--- start Input rows ---

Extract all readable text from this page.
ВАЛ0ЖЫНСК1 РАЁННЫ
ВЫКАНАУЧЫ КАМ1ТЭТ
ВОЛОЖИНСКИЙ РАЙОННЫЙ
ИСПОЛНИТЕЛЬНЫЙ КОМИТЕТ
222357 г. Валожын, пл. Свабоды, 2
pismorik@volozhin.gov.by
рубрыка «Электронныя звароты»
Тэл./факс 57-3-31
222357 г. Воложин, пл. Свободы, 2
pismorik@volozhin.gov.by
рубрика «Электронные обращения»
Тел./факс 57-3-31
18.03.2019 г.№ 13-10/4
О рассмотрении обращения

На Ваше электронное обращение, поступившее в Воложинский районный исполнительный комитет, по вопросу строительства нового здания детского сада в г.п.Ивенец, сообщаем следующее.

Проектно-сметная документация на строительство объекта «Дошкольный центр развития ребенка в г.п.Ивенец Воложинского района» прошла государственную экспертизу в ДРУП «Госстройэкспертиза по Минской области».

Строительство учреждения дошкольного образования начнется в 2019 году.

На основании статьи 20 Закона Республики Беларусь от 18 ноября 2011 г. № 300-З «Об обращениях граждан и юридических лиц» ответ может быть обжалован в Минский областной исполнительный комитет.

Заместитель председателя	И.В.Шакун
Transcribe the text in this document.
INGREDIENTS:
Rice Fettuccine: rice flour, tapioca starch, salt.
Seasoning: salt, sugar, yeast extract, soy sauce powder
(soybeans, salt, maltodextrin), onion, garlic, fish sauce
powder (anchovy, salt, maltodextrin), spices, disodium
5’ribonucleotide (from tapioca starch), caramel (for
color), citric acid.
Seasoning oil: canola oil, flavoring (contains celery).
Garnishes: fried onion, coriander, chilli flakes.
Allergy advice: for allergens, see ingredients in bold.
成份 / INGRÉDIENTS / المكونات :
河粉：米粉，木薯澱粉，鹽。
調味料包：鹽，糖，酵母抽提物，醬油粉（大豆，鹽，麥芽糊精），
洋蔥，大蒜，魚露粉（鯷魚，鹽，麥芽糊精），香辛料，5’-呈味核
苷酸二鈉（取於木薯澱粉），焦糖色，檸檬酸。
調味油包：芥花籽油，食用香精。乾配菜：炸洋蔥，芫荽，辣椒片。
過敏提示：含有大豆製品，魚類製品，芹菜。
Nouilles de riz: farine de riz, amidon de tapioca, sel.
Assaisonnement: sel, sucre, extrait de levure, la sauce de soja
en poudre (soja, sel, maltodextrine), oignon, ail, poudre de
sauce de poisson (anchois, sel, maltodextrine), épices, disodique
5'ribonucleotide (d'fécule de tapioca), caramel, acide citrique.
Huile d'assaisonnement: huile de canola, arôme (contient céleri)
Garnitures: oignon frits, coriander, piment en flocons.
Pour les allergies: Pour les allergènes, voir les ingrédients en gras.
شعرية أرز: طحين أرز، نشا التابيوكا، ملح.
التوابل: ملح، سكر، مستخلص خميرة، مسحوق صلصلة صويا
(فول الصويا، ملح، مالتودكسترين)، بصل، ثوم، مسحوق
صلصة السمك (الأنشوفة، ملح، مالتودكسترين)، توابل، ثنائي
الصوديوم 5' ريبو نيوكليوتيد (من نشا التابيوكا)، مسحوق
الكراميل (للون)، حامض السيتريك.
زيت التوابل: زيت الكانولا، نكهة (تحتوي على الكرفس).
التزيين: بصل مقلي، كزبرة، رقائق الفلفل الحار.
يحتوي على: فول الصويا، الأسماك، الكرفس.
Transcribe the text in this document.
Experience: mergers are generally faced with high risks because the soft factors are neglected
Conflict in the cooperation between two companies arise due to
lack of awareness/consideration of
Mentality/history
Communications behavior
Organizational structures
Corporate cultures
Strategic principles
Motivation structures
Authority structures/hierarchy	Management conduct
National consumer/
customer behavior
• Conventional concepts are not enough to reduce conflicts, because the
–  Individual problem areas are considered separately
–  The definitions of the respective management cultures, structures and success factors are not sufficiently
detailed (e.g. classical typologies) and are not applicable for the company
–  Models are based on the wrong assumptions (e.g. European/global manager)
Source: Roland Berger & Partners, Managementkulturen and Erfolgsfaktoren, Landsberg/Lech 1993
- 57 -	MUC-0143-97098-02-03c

--- end Input rows ---

Brief — Pull every line containing "behavior" from the data.

Complete response —
Communications behavior
customer behavior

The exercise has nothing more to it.